__WHAT TO DO__. Copy each line below that contains "Inkább".

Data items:

--- BEGIN ---

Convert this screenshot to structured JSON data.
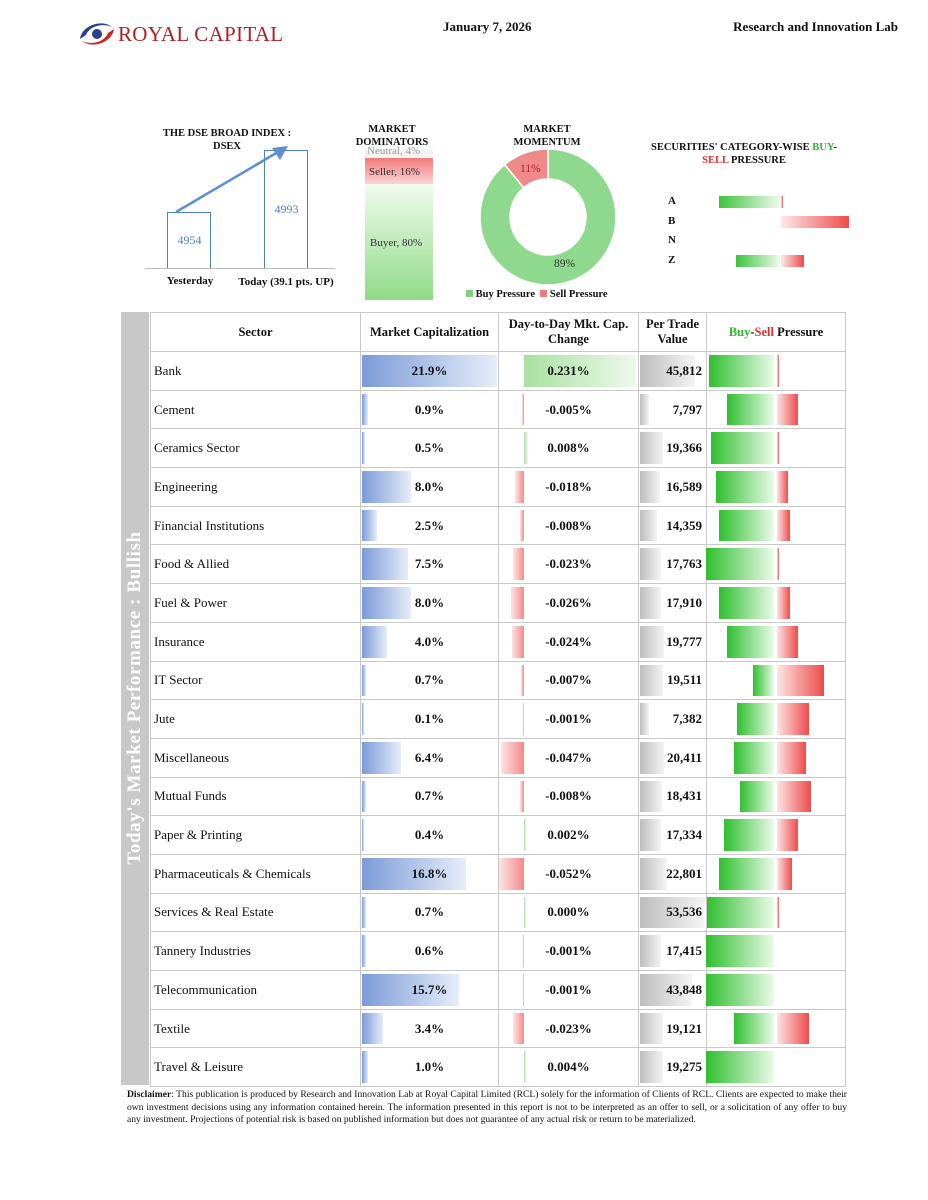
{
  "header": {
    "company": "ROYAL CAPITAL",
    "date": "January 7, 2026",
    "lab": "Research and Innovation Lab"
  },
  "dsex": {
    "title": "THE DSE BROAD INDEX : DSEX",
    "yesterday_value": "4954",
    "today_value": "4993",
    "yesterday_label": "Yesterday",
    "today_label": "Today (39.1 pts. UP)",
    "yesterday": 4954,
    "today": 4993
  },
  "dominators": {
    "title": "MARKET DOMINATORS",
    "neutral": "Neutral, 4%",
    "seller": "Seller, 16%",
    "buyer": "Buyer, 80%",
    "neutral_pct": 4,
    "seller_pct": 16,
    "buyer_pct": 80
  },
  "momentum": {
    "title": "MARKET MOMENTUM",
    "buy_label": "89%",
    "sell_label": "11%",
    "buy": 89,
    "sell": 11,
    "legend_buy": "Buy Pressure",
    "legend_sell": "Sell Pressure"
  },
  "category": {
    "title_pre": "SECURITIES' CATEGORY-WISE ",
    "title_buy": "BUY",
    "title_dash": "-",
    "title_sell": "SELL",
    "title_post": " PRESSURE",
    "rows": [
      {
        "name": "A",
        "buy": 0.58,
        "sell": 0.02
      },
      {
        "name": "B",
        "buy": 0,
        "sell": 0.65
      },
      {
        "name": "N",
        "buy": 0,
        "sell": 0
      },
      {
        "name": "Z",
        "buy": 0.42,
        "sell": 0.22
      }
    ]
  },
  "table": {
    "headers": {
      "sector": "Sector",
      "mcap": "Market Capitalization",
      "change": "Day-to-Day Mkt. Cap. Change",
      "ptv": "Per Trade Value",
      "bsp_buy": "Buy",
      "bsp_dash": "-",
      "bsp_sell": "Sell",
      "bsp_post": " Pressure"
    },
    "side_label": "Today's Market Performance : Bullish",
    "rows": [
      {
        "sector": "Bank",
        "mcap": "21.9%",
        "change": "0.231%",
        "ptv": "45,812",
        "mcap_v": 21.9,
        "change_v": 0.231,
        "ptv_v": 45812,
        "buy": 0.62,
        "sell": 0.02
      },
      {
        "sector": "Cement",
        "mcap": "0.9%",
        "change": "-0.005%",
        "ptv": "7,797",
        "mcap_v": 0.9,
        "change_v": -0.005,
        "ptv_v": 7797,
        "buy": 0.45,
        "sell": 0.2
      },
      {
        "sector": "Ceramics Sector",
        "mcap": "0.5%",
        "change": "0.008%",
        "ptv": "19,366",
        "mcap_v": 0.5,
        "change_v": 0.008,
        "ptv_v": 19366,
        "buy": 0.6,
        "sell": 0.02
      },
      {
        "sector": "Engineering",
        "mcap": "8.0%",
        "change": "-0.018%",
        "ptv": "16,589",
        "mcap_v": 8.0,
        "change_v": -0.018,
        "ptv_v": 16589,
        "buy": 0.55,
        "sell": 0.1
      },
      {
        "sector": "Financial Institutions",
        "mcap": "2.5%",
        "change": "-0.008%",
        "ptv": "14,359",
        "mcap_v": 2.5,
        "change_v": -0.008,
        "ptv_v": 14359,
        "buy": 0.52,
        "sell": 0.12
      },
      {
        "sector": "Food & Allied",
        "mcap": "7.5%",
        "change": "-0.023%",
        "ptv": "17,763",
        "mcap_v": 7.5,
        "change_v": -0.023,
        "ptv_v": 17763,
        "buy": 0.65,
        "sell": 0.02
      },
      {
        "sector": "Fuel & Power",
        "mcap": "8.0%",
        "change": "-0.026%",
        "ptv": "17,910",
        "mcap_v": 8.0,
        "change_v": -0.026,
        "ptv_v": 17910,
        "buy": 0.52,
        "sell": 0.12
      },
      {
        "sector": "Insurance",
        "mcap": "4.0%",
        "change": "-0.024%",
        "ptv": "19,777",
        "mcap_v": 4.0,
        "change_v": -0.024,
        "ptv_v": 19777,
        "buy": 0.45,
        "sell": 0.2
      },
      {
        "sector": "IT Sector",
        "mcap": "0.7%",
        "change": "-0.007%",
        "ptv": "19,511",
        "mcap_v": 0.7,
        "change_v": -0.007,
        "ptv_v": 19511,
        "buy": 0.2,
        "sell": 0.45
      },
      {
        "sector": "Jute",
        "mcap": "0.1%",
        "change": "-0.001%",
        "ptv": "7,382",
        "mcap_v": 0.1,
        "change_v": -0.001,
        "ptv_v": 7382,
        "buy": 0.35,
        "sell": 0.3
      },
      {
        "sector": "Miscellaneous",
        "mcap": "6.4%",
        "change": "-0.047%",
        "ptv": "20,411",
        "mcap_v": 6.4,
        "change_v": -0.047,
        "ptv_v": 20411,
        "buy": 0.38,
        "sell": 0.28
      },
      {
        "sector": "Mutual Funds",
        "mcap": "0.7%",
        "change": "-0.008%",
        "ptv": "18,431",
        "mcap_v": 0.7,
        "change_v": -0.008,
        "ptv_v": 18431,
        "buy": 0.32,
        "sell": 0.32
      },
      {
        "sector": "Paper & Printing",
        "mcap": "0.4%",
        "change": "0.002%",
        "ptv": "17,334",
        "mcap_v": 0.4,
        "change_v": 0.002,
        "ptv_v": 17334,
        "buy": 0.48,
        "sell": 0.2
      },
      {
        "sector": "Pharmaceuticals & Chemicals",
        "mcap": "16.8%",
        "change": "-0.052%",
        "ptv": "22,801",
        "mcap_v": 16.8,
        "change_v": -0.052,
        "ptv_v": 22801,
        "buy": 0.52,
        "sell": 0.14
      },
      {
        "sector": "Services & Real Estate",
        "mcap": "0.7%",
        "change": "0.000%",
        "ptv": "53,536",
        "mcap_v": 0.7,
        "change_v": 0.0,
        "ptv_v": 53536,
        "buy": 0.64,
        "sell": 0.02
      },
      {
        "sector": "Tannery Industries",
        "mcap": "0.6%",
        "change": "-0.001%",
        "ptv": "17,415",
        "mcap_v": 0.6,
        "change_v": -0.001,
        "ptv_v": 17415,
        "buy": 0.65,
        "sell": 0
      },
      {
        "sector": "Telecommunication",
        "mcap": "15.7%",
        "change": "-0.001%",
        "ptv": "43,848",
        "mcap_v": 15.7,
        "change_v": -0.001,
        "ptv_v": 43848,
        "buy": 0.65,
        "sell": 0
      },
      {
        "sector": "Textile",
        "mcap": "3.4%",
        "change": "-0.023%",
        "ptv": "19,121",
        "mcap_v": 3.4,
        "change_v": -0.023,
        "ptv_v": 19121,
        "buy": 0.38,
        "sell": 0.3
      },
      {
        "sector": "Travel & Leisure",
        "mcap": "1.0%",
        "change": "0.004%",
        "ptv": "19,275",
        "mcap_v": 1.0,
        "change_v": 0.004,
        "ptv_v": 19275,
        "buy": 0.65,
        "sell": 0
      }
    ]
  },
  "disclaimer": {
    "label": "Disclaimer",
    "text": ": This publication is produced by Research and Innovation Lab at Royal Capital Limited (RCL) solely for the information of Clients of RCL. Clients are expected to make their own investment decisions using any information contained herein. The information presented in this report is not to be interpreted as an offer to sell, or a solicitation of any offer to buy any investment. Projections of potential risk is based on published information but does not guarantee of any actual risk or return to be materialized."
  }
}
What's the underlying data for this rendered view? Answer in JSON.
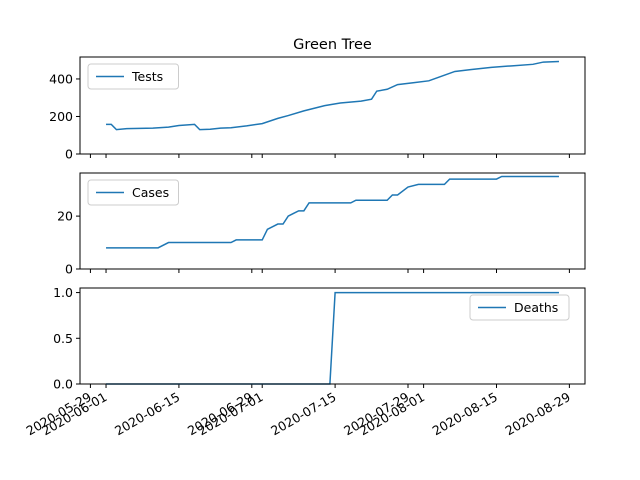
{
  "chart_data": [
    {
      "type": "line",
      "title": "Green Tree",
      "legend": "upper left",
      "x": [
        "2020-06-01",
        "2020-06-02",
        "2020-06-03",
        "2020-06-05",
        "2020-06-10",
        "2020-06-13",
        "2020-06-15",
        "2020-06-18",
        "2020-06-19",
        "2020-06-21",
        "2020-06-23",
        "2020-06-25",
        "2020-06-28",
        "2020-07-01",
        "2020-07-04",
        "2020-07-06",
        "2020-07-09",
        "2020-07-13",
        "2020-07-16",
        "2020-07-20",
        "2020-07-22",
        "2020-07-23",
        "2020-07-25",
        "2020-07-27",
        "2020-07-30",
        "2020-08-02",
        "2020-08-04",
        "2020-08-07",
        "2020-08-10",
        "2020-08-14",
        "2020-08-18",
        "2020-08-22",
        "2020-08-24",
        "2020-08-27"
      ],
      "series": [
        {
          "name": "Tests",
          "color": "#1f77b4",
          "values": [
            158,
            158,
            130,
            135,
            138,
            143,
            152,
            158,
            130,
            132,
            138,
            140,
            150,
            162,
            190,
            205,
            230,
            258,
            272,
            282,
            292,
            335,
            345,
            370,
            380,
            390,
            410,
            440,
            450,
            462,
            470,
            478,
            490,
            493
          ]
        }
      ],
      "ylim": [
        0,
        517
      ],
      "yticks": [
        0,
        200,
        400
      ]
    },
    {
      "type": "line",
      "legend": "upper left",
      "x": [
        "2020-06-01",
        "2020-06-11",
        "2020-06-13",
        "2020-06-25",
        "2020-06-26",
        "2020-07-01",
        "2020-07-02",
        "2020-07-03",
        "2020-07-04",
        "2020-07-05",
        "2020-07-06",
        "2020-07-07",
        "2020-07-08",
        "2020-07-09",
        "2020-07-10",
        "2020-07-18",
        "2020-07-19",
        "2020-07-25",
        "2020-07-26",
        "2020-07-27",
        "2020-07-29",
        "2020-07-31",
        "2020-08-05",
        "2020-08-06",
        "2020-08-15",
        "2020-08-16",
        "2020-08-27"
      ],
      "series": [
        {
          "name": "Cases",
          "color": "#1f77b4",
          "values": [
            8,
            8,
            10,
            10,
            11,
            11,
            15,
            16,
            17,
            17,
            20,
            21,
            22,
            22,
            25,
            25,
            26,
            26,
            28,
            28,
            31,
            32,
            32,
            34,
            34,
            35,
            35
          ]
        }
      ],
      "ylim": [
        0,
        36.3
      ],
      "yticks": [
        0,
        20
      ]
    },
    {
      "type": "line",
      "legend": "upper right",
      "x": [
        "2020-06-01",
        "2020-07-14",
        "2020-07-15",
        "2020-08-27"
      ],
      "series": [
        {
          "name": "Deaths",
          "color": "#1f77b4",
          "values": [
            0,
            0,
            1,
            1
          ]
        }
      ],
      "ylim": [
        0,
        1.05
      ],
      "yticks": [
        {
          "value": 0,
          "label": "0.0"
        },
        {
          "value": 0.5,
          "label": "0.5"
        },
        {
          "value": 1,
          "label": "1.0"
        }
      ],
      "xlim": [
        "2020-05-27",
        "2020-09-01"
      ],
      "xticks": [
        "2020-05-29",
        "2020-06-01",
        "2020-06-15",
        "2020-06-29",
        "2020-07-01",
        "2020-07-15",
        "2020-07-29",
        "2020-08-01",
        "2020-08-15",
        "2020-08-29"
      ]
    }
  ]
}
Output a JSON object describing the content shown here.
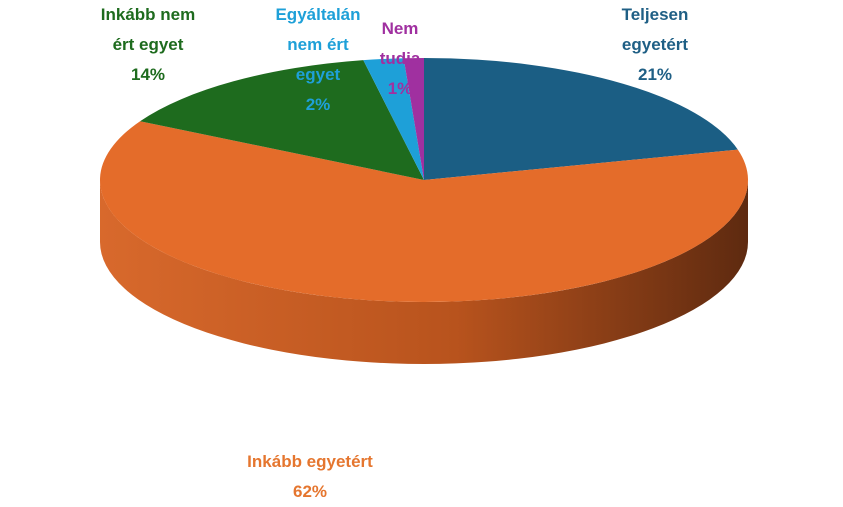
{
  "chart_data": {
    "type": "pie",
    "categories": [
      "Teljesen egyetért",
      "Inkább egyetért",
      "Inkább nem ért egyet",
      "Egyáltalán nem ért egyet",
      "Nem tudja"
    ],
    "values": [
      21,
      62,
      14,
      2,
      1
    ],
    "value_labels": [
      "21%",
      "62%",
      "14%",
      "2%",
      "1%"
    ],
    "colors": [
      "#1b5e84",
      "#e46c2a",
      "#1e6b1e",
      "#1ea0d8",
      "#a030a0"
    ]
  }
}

--- END ---

__RESULT OF THIS EXERCISE__.
      "Inkább egyetért",
      "Inkább nem ért egyet",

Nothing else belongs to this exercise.